[Data entries for graphics]

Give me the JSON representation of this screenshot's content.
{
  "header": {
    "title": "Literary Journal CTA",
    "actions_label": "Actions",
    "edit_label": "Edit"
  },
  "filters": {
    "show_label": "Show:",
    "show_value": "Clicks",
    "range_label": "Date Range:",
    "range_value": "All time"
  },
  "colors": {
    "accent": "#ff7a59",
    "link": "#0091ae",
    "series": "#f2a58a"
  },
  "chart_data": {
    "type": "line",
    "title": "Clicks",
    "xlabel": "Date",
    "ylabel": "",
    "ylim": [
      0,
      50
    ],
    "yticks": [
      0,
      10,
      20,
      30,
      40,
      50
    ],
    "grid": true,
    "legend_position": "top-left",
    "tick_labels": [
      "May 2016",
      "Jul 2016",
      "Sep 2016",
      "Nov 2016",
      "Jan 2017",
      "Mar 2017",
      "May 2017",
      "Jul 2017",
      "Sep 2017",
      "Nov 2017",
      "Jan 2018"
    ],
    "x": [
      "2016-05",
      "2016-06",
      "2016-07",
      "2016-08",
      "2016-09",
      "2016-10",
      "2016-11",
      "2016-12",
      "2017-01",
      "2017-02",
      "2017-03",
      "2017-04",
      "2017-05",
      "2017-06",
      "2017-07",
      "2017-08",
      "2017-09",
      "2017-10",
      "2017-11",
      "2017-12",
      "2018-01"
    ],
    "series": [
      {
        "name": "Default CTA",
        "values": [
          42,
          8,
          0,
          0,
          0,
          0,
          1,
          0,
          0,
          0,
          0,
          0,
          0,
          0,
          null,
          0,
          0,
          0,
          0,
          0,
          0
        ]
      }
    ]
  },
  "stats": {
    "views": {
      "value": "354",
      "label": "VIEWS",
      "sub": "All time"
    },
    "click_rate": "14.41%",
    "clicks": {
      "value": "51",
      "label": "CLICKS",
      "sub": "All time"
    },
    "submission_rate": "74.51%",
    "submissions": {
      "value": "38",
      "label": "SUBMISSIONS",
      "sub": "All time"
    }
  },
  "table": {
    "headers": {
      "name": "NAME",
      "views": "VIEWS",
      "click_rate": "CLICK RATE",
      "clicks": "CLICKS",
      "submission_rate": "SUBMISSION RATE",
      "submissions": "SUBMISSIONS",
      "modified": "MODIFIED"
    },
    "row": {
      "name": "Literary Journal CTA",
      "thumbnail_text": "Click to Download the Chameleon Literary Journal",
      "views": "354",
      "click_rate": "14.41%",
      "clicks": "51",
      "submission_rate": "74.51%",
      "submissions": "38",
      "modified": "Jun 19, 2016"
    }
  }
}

...

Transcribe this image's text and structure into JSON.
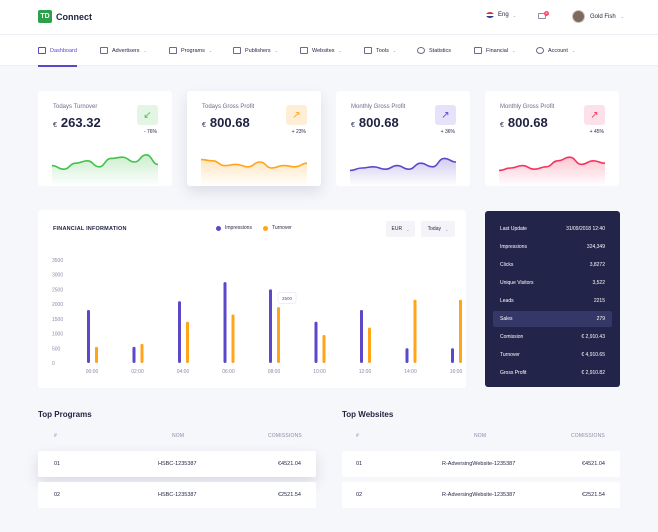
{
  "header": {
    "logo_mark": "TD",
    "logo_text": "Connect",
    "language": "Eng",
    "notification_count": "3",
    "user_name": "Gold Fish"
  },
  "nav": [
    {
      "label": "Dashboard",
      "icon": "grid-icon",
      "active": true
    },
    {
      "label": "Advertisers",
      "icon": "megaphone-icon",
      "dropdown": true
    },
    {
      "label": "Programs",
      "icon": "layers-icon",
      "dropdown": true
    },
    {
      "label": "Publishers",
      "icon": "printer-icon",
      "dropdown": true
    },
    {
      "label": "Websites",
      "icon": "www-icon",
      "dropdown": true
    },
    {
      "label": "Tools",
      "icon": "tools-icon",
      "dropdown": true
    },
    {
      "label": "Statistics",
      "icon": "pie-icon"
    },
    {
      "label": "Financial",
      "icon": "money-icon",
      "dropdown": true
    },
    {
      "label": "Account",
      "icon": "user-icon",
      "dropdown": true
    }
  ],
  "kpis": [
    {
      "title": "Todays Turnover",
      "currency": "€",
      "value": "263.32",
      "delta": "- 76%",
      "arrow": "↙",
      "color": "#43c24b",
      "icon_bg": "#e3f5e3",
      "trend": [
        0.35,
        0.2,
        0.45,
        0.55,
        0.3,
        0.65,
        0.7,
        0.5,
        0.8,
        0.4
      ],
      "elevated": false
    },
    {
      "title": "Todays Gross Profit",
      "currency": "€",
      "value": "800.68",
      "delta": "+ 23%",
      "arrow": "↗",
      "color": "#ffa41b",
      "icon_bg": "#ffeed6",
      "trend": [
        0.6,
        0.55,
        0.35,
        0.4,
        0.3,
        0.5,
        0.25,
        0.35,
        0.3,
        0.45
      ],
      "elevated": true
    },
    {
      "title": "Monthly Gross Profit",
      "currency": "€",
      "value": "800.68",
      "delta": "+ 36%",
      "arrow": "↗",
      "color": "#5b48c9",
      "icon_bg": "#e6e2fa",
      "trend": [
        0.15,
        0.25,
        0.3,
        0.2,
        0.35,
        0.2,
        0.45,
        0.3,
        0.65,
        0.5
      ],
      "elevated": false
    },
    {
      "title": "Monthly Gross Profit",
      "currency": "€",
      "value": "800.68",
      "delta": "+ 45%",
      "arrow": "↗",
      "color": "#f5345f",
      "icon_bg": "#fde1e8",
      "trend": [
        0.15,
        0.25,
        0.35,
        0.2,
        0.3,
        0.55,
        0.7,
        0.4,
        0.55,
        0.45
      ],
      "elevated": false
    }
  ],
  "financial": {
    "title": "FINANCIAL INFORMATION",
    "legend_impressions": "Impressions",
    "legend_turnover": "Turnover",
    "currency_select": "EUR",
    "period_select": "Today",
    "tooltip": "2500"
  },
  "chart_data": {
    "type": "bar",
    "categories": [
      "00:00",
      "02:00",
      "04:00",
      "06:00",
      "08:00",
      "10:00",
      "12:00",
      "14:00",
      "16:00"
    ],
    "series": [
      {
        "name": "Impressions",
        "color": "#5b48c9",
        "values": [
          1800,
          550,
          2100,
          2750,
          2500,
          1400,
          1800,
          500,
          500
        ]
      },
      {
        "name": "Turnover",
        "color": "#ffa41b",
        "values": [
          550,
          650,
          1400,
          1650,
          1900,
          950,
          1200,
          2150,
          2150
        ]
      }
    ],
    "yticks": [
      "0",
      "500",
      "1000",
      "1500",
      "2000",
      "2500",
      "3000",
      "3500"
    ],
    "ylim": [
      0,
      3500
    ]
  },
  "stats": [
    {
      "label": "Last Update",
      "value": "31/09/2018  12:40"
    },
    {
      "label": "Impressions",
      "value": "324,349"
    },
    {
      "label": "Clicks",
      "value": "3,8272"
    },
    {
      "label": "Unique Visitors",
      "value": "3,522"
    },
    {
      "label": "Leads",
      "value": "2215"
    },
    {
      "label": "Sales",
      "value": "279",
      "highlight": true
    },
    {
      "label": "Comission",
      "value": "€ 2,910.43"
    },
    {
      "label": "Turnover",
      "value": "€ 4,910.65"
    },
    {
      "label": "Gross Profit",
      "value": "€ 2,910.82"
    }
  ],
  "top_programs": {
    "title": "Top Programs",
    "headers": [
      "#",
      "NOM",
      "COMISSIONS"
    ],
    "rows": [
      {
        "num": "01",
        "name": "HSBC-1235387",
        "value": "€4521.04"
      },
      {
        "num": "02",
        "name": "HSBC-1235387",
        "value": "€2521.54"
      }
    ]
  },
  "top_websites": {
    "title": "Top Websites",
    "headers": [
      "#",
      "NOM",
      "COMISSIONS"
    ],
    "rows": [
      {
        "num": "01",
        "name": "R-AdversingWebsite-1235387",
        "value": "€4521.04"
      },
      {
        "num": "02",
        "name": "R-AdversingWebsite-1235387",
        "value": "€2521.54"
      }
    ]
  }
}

...

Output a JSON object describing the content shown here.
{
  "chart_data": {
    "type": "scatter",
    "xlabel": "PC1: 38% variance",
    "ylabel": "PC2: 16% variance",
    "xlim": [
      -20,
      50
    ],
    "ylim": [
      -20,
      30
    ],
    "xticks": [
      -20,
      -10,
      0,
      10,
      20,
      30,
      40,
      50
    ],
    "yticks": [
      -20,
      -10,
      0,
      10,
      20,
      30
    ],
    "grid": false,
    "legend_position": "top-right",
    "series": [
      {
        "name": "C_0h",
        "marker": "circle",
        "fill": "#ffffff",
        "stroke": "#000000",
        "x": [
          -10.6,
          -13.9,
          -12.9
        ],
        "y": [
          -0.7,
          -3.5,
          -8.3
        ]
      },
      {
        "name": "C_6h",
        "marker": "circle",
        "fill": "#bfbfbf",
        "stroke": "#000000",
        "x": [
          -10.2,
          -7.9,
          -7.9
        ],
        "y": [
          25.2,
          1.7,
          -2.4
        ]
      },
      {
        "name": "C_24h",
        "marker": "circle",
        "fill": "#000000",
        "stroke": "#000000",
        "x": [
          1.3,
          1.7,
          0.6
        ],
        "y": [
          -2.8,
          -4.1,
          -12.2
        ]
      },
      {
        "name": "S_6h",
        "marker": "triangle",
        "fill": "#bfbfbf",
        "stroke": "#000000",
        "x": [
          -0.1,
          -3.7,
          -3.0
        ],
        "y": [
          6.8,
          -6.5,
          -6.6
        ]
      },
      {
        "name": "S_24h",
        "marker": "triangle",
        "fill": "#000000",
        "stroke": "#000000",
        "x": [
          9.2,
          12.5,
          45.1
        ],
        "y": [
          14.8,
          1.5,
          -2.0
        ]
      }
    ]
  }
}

- **Task prompt**
Look for the word "title" and return every line where it occurs.

- **The completed task**
    "title": "Literary Journal CTA",
    "title": "Clicks",
      "title": "Todays Turnover",
      "title": "Todays Gross Profit",
      "title": "Monthly Gross Profit",
      "title": "Monthly Gross Profit",
    "title": "FINANCIAL INFORMATION",
    "title": "Top Programs",
    "title": "Top Websites",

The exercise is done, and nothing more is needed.